• **Records excerpted from a collection**
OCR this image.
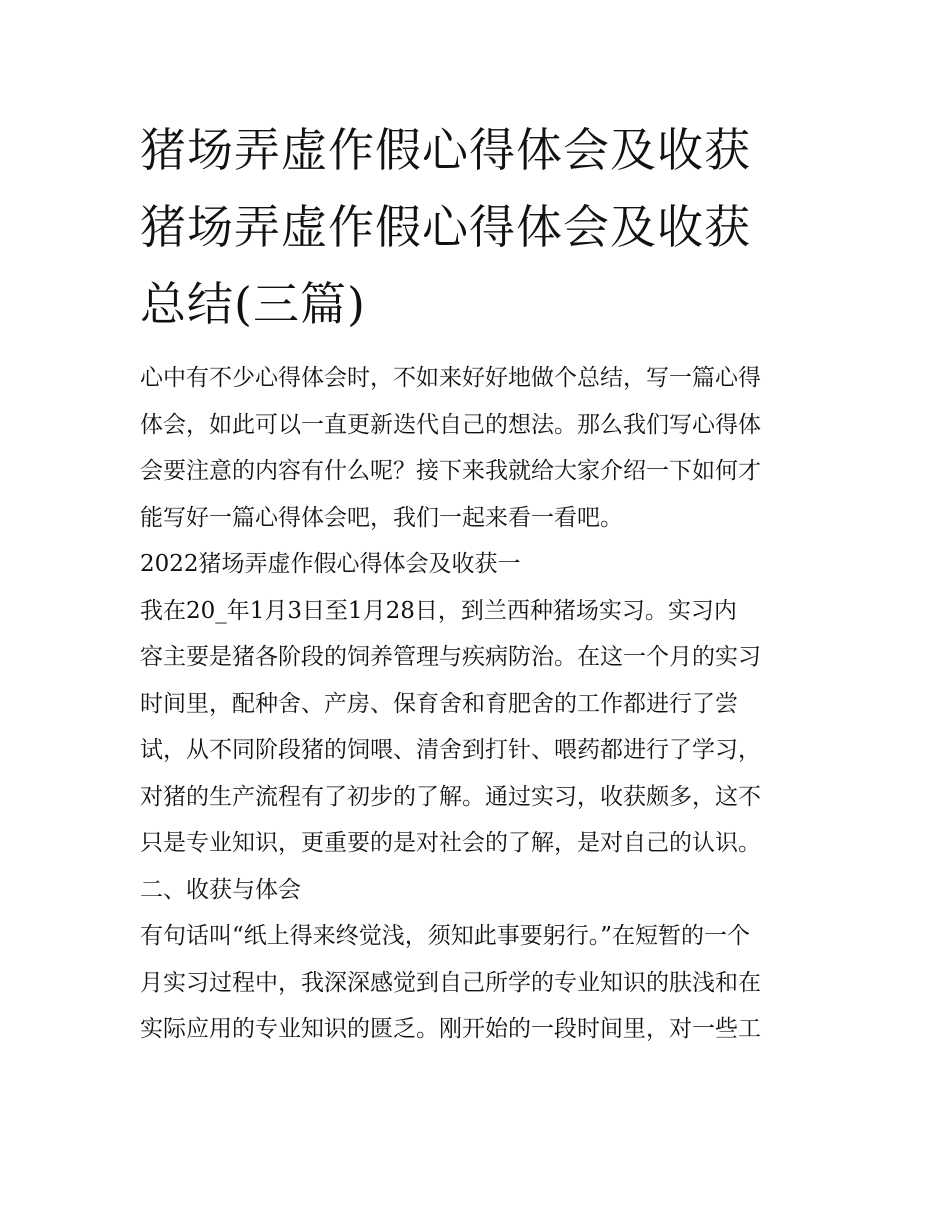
猪场弄虚作假心得体会及收获
猪场弄虚作假心得体会及收获
总结(三篇)

心中有不少心得体会时，不如来好好地做个总结，写一篇心得
体会，如此可以一直更新迭代自己的想法。那么我们写心得体
会要注意的内容有什么呢？接下来我就给大家介绍一下如何才
能写好一篇心得体会吧，我们一起来看一看吧。

2022猪场弄虚作假心得体会及收获一

我在20_年1月3日至1月28日，到兰西种猪场实习。实习内
容主要是猪各阶段的饲养管理与疾病防治。在这一个月的实习
时间里，配种舍、产房、保育舍和育肥舍的工作都进行了尝
试，从不同阶段猪的饲喂、清舍到打针、喂药都进行了学习，
对猪的生产流程有了初步的了解。通过实习，收获颇多，这不
只是专业知识，更重要的是对社会的了解，是对自己的认识。

二、收获与体会

有句话叫“纸上得来终觉浅，须知此事要躬行。”在短暂的一个
月实习过程中，我深深感觉到自己所学的专业知识的肤浅和在
实际应用的专业知识的匮乏。刚开始的一段时间里，对一些工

• **Your objective**
Repeat every record above exactly, but leave out any pictures.

• **Solved exercise**
OCR this image.
猪场弄虚作假心得体会及收获
猪场弄虚作假心得体会及收获
总结(三篇)

心中有不少心得体会时，不如来好好地做个总结，写一篇心得
体会，如此可以一直更新迭代自己的想法。那么我们写心得体
会要注意的内容有什么呢？接下来我就给大家介绍一下如何才
能写好一篇心得体会吧，我们一起来看一看吧。

2022猪场弄虚作假心得体会及收获一

我在20_年1月3日至1月28日，到兰西种猪场实习。实习内
容主要是猪各阶段的饲养管理与疾病防治。在这一个月的实习
时间里，配种舍、产房、保育舍和育肥舍的工作都进行了尝
试，从不同阶段猪的饲喂、清舍到打针、喂药都进行了学习，
对猪的生产流程有了初步的了解。通过实习，收获颇多，这不
只是专业知识，更重要的是对社会的了解，是对自己的认识。

二、收获与体会

有句话叫“纸上得来终觉浅，须知此事要躬行。”在短暂的一个
月实习过程中，我深深感觉到自己所学的专业知识的肤浅和在
实际应用的专业知识的匮乏。刚开始的一段时间里，对一些工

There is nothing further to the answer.